── Supplied material

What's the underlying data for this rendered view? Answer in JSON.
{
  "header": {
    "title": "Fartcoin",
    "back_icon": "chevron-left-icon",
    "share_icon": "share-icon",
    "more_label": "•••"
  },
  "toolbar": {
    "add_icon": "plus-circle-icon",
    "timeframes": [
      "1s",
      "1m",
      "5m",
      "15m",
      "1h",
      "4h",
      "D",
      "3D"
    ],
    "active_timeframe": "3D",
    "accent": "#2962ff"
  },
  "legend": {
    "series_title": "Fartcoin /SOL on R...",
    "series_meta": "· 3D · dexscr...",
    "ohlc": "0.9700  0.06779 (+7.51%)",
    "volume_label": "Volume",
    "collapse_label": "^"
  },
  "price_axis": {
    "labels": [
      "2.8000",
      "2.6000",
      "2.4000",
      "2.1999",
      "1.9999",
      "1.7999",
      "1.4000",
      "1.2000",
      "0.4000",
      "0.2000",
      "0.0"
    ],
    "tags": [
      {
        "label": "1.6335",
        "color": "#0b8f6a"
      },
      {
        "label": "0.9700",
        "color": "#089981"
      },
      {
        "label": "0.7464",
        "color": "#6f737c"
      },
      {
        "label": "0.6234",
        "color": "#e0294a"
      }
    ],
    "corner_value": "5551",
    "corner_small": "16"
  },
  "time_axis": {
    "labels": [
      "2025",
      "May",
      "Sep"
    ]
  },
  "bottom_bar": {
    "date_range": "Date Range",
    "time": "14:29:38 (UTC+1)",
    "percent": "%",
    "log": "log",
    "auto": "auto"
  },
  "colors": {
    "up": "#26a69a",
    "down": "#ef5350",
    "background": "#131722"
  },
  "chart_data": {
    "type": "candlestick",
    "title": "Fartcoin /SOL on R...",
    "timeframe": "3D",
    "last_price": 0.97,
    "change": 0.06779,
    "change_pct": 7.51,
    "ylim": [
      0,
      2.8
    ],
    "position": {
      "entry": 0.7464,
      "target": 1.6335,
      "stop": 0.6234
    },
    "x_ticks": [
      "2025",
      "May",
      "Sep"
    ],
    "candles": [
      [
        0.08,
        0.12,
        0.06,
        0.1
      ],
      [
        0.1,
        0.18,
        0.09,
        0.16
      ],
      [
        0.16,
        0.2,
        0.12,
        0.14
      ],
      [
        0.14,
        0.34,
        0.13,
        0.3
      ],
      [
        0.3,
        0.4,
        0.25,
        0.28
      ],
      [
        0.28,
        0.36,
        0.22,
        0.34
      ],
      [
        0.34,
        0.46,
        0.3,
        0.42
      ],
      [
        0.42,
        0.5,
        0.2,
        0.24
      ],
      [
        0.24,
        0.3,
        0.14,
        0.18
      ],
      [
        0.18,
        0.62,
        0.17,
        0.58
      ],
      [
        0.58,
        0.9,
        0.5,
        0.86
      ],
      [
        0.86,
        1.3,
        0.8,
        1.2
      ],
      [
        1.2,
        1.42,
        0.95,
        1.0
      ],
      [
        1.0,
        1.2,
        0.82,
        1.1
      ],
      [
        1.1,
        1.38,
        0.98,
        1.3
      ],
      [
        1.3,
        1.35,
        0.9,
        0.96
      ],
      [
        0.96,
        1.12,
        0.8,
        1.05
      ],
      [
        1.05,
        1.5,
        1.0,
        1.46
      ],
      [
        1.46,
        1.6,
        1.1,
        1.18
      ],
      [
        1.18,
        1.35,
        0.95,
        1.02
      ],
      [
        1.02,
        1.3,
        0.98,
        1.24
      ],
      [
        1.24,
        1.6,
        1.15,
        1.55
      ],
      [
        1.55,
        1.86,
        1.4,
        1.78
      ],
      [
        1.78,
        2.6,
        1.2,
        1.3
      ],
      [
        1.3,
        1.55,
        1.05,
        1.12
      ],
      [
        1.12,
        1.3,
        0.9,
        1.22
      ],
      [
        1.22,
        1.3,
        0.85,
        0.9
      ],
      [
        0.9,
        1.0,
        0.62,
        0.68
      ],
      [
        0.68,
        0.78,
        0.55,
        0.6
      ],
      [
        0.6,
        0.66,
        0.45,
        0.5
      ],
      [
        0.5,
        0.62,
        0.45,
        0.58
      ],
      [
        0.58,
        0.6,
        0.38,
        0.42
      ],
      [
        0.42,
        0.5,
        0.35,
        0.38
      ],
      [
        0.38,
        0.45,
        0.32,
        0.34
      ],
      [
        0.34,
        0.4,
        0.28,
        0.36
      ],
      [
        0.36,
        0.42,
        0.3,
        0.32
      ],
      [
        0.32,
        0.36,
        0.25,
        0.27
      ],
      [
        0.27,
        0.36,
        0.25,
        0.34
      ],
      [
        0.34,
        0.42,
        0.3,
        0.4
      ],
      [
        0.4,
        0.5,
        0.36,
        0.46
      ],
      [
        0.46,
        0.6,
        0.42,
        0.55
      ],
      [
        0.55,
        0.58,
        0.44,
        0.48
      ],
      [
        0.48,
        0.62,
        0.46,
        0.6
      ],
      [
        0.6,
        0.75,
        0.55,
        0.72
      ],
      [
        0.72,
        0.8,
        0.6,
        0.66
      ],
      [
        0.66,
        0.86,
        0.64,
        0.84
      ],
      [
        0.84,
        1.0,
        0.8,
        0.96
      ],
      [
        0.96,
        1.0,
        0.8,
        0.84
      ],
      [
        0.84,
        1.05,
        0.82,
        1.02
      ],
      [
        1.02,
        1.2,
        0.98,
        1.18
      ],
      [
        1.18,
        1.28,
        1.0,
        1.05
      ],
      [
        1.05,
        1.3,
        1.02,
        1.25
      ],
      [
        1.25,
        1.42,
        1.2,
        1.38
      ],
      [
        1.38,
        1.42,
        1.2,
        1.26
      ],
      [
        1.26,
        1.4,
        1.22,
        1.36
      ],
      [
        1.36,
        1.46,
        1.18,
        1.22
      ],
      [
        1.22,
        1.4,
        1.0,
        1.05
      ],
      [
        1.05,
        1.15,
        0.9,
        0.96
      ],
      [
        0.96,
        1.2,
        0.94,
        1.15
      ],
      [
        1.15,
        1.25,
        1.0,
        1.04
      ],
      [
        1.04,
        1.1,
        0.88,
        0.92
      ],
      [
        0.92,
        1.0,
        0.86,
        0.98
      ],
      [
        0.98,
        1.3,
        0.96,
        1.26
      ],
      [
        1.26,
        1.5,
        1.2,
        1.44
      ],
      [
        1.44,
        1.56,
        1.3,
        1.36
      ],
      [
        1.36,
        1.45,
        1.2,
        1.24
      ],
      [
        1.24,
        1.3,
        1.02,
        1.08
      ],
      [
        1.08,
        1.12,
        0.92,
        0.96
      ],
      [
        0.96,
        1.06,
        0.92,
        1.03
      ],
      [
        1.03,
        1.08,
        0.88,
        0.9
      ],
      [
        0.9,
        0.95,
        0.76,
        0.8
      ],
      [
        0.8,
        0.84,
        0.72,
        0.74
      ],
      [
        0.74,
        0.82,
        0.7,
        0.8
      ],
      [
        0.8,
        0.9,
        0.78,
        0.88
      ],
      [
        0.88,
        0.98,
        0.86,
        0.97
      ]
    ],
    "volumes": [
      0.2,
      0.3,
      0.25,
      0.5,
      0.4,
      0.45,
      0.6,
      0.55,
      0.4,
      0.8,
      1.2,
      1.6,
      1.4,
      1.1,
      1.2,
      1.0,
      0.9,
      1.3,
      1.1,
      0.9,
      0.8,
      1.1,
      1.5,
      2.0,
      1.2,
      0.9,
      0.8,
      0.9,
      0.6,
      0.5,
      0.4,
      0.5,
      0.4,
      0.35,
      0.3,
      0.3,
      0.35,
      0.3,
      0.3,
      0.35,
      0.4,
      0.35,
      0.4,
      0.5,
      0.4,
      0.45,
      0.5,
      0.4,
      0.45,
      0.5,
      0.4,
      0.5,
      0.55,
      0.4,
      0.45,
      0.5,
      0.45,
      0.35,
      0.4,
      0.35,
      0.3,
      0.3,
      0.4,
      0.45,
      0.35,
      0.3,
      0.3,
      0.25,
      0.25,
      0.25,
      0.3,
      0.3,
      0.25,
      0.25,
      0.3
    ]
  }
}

────

→ Exercise aim:
Which lines in the data above contain "Fartcoin"? Show each one.

→ Exercise response:
    "title": "Fartcoin",
    "series_title": "Fartcoin /SOL on R...",
    "title": "Fartcoin /SOL on R...",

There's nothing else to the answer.